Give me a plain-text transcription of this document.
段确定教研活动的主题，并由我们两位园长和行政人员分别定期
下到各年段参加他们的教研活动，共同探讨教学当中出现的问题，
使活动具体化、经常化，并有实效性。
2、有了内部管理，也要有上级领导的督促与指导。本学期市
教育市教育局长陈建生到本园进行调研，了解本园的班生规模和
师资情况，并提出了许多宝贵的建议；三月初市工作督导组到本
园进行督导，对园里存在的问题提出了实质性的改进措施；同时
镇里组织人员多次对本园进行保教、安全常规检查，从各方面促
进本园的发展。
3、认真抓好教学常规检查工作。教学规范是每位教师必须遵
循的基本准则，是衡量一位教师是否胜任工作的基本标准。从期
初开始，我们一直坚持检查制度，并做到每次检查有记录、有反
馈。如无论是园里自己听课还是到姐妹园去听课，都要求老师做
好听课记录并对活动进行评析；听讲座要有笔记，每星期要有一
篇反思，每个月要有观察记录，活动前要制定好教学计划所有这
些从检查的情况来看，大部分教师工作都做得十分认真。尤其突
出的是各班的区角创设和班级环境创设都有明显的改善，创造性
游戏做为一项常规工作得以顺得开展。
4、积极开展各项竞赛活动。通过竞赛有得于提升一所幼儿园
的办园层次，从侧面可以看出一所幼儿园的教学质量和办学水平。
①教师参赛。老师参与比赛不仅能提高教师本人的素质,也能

⁂

Print the entries exactly. Include every one.

Give me a plain-text transcription of this document.
段确定教研活动的主题，并由我们两位园长和行政人员分别定期
下到各年段参加他们的教研活动，共同探讨教学当中出现的问题，
使活动具体化、经常化，并有实效性。
2、有了内部管理，也要有上级领导的督促与指导。本学期市
教育市教育局长陈建生到本园进行调研，了解本园的班生规模和
师资情况，并提出了许多宝贵的建议；三月初市工作督导组到本
园进行督导，对园里存在的问题提出了实质性的改进措施；同时
镇里组织人员多次对本园进行保教、安全常规检查，从各方面促
进本园的发展。
3、认真抓好教学常规检查工作。教学规范是每位教师必须遵
循的基本准则，是衡量一位教师是否胜任工作的基本标准。从期
初开始，我们一直坚持检查制度，并做到每次检查有记录、有反
馈。如无论是园里自己听课还是到姐妹园去听课，都要求老师做
好听课记录并对活动进行评析；听讲座要有笔记，每星期要有一
篇反思，每个月要有观察记录，活动前要制定好教学计划所有这
些从检查的情况来看，大部分教师工作都做得十分认真。尤其突
出的是各班的区角创设和班级环境创设都有明显的改善，创造性
游戏做为一项常规工作得以顺得开展。
4、积极开展各项竞赛活动。通过竞赛有得于提升一所幼儿园
的办园层次，从侧面可以看出一所幼儿园的教学质量和办学水平。
①教师参赛。老师参与比赛不仅能提高教师本人的素质,也能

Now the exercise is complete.